-- EXERCISE DATA start --
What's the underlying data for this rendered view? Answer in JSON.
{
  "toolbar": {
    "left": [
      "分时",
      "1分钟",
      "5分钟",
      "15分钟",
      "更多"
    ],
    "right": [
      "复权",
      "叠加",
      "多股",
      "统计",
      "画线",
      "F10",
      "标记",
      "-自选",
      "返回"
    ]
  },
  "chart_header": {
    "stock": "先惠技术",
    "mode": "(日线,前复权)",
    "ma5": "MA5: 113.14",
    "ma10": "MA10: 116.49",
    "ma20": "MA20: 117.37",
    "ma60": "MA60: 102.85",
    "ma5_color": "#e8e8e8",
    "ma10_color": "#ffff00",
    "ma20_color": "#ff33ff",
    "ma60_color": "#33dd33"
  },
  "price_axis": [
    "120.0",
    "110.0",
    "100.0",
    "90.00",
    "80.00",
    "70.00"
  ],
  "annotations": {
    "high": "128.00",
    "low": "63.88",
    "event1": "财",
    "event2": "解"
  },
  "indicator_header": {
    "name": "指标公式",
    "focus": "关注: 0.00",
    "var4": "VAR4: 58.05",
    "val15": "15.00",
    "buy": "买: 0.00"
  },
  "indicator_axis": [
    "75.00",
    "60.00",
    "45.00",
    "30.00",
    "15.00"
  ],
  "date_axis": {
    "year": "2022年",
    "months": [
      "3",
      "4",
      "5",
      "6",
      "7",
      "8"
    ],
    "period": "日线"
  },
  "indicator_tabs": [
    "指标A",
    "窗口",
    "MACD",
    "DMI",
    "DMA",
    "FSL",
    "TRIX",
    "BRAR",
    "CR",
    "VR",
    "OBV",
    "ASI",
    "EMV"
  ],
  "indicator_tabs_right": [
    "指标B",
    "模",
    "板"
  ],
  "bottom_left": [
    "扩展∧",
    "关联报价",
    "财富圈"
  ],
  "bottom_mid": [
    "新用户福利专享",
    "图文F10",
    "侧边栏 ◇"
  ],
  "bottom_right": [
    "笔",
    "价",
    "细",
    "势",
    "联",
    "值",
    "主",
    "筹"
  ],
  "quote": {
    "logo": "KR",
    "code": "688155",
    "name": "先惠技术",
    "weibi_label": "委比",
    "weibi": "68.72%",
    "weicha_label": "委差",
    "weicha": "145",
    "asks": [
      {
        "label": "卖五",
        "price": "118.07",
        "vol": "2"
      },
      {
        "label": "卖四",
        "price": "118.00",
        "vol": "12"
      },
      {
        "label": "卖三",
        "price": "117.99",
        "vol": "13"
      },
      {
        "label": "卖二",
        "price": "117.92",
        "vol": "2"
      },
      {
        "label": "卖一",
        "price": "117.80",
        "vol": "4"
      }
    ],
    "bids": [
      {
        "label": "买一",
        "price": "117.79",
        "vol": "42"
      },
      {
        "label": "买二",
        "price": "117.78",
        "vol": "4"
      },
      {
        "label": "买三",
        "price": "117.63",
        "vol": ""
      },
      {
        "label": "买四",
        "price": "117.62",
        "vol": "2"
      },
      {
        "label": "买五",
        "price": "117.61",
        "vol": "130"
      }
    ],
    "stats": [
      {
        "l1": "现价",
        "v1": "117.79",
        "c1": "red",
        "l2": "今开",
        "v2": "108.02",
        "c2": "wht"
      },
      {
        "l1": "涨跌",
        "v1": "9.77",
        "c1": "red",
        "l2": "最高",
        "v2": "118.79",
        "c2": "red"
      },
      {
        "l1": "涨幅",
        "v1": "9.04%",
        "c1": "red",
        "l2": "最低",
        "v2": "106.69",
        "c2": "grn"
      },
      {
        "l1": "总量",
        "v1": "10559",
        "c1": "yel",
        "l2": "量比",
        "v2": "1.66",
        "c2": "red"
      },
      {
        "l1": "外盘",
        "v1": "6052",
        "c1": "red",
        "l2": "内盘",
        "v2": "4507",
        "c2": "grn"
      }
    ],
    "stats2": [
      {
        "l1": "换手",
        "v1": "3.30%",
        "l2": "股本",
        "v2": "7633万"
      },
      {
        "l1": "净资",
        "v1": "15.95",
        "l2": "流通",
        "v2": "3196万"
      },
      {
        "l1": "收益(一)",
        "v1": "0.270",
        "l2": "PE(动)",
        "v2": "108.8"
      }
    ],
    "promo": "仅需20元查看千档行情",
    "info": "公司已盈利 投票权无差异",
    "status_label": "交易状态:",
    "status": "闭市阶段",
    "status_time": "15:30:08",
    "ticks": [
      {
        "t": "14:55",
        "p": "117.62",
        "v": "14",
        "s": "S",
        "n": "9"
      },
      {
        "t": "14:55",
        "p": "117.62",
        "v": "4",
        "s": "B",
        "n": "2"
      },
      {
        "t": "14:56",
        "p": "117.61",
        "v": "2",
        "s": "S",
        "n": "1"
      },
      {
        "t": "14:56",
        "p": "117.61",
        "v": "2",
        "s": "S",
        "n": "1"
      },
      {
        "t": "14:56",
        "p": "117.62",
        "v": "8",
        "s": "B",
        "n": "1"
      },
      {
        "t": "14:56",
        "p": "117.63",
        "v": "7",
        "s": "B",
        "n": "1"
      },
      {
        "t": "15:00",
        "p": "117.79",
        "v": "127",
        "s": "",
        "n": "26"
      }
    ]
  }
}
-- EXERCISE DATA end --
**WORK TO BE COMPLETED**
Write out the entries above word for word.

**TASK RESULT**
What's the underlying data for this rendered view? Answer in JSON.
{
  "toolbar": {
    "left": [
      "分时",
      "1分钟",
      "5分钟",
      "15分钟",
      "更多"
    ],
    "right": [
      "复权",
      "叠加",
      "多股",
      "统计",
      "画线",
      "F10",
      "标记",
      "-自选",
      "返回"
    ]
  },
  "chart_header": {
    "stock": "先惠技术",
    "mode": "(日线,前复权)",
    "ma5": "MA5: 113.14",
    "ma10": "MA10: 116.49",
    "ma20": "MA20: 117.37",
    "ma60": "MA60: 102.85",
    "ma5_color": "#e8e8e8",
    "ma10_color": "#ffff00",
    "ma20_color": "#ff33ff",
    "ma60_color": "#33dd33"
  },
  "price_axis": [
    "120.0",
    "110.0",
    "100.0",
    "90.00",
    "80.00",
    "70.00"
  ],
  "annotations": {
    "high": "128.00",
    "low": "63.88",
    "event1": "财",
    "event2": "解"
  },
  "indicator_header": {
    "name": "指标公式",
    "focus": "关注: 0.00",
    "var4": "VAR4: 58.05",
    "val15": "15.00",
    "buy": "买: 0.00"
  },
  "indicator_axis": [
    "75.00",
    "60.00",
    "45.00",
    "30.00",
    "15.00"
  ],
  "date_axis": {
    "year": "2022年",
    "months": [
      "3",
      "4",
      "5",
      "6",
      "7",
      "8"
    ],
    "period": "日线"
  },
  "indicator_tabs": [
    "指标A",
    "窗口",
    "MACD",
    "DMI",
    "DMA",
    "FSL",
    "TRIX",
    "BRAR",
    "CR",
    "VR",
    "OBV",
    "ASI",
    "EMV"
  ],
  "indicator_tabs_right": [
    "指标B",
    "模",
    "板"
  ],
  "bottom_left": [
    "扩展∧",
    "关联报价",
    "财富圈"
  ],
  "bottom_mid": [
    "新用户福利专享",
    "图文F10",
    "侧边栏 ◇"
  ],
  "bottom_right": [
    "笔",
    "价",
    "细",
    "势",
    "联",
    "值",
    "主",
    "筹"
  ],
  "quote": {
    "logo": "KR",
    "code": "688155",
    "name": "先惠技术",
    "weibi_label": "委比",
    "weibi": "68.72%",
    "weicha_label": "委差",
    "weicha": "145",
    "asks": [
      {
        "label": "卖五",
        "price": "118.07",
        "vol": "2"
      },
      {
        "label": "卖四",
        "price": "118.00",
        "vol": "12"
      },
      {
        "label": "卖三",
        "price": "117.99",
        "vol": "13"
      },
      {
        "label": "卖二",
        "price": "117.92",
        "vol": "2"
      },
      {
        "label": "卖一",
        "price": "117.80",
        "vol": "4"
      }
    ],
    "bids": [
      {
        "label": "买一",
        "price": "117.79",
        "vol": "42"
      },
      {
        "label": "买二",
        "price": "117.78",
        "vol": "4"
      },
      {
        "label": "买三",
        "price": "117.63",
        "vol": ""
      },
      {
        "label": "买四",
        "price": "117.62",
        "vol": "2"
      },
      {
        "label": "买五",
        "price": "117.61",
        "vol": "130"
      }
    ],
    "stats": [
      {
        "l1": "现价",
        "v1": "117.79",
        "c1": "red",
        "l2": "今开",
        "v2": "108.02",
        "c2": "wht"
      },
      {
        "l1": "涨跌",
        "v1": "9.77",
        "c1": "red",
        "l2": "最高",
        "v2": "118.79",
        "c2": "red"
      },
      {
        "l1": "涨幅",
        "v1": "9.04%",
        "c1": "red",
        "l2": "最低",
        "v2": "106.69",
        "c2": "grn"
      },
      {
        "l1": "总量",
        "v1": "10559",
        "c1": "yel",
        "l2": "量比",
        "v2": "1.66",
        "c2": "red"
      },
      {
        "l1": "外盘",
        "v1": "6052",
        "c1": "red",
        "l2": "内盘",
        "v2": "4507",
        "c2": "grn"
      }
    ],
    "stats2": [
      {
        "l1": "换手",
        "v1": "3.30%",
        "l2": "股本",
        "v2": "7633万"
      },
      {
        "l1": "净资",
        "v1": "15.95",
        "l2": "流通",
        "v2": "3196万"
      },
      {
        "l1": "收益(一)",
        "v1": "0.270",
        "l2": "PE(动)",
        "v2": "108.8"
      }
    ],
    "promo": "仅需20元查看千档行情",
    "info": "公司已盈利 投票权无差异",
    "status_label": "交易状态:",
    "status": "闭市阶段",
    "status_time": "15:30:08",
    "ticks": [
      {
        "t": "14:55",
        "p": "117.62",
        "v": "14",
        "s": "S",
        "n": "9"
      },
      {
        "t": "14:55",
        "p": "117.62",
        "v": "4",
        "s": "B",
        "n": "2"
      },
      {
        "t": "14:56",
        "p": "117.61",
        "v": "2",
        "s": "S",
        "n": "1"
      },
      {
        "t": "14:56",
        "p": "117.61",
        "v": "2",
        "s": "S",
        "n": "1"
      },
      {
        "t": "14:56",
        "p": "117.62",
        "v": "8",
        "s": "B",
        "n": "1"
      },
      {
        "t": "14:56",
        "p": "117.63",
        "v": "7",
        "s": "B",
        "n": "1"
      },
      {
        "t": "15:00",
        "p": "117.79",
        "v": "127",
        "s": "",
        "n": "26"
      }
    ]
  }
}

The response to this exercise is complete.